TASK REQUIREMENTS.
Transcribe all the records with complete accuracy.
##### STORED ROWS
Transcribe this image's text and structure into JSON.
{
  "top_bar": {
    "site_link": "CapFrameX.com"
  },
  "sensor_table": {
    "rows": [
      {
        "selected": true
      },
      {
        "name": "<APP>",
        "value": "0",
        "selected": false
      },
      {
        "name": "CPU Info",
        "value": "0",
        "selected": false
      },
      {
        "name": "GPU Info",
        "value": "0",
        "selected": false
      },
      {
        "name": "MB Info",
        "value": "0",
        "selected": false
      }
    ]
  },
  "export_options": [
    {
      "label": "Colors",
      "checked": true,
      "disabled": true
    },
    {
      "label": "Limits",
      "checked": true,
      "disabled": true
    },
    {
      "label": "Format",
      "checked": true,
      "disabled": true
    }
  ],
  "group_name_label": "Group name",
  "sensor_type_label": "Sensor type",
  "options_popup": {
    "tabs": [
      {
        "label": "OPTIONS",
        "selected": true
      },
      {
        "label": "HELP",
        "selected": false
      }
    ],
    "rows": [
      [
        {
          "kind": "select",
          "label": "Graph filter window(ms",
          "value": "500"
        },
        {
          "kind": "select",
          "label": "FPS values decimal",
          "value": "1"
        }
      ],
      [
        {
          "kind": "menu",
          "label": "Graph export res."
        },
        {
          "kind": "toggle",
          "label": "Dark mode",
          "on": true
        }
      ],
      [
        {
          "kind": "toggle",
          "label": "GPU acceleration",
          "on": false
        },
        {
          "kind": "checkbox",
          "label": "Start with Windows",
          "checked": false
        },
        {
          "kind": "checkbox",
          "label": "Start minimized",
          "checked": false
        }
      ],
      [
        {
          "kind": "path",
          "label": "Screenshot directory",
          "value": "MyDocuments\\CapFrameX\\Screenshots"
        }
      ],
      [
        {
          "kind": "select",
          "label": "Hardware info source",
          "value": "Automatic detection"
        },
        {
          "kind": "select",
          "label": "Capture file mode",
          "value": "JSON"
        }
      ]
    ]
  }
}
##########
RESULT BELOW.
Transcribe this image's text and structure into JSON.
{
  "top_bar": {
    "site_link": "CapFrameX.com"
  },
  "sensor_table": {
    "rows": [
      {
        "selected": true
      },
      {
        "name": "<APP>",
        "value": "0",
        "selected": false
      },
      {
        "name": "CPU Info",
        "value": "0",
        "selected": false
      },
      {
        "name": "GPU Info",
        "value": "0",
        "selected": false
      },
      {
        "name": "MB Info",
        "value": "0",
        "selected": false
      }
    ]
  },
  "export_options": [
    {
      "label": "Colors",
      "checked": true,
      "disabled": true
    },
    {
      "label": "Limits",
      "checked": true,
      "disabled": true
    },
    {
      "label": "Format",
      "checked": true,
      "disabled": true
    }
  ],
  "group_name_label": "Group name",
  "sensor_type_label": "Sensor type",
  "options_popup": {
    "tabs": [
      {
        "label": "OPTIONS",
        "selected": true
      },
      {
        "label": "HELP",
        "selected": false
      }
    ],
    "rows": [
      [
        {
          "kind": "select",
          "label": "Graph filter window(ms",
          "value": "500"
        },
        {
          "kind": "select",
          "label": "FPS values decimal",
          "value": "1"
        }
      ],
      [
        {
          "kind": "menu",
          "label": "Graph export res."
        },
        {
          "kind": "toggle",
          "label": "Dark mode",
          "on": true
        }
      ],
      [
        {
          "kind": "toggle",
          "label": "GPU acceleration",
          "on": false
        },
        {
          "kind": "checkbox",
          "label": "Start with Windows",
          "checked": false
        },
        {
          "kind": "checkbox",
          "label": "Start minimized",
          "checked": false
        }
      ],
      [
        {
          "kind": "path",
          "label": "Screenshot directory",
          "value": "MyDocuments\\CapFrameX\\Screenshots"
        }
      ],
      [
        {
          "kind": "select",
          "label": "Hardware info source",
          "value": "Automatic detection"
        },
        {
          "kind": "select",
          "label": "Capture file mode",
          "value": "JSON"
        }
      ]
    ]
  }
}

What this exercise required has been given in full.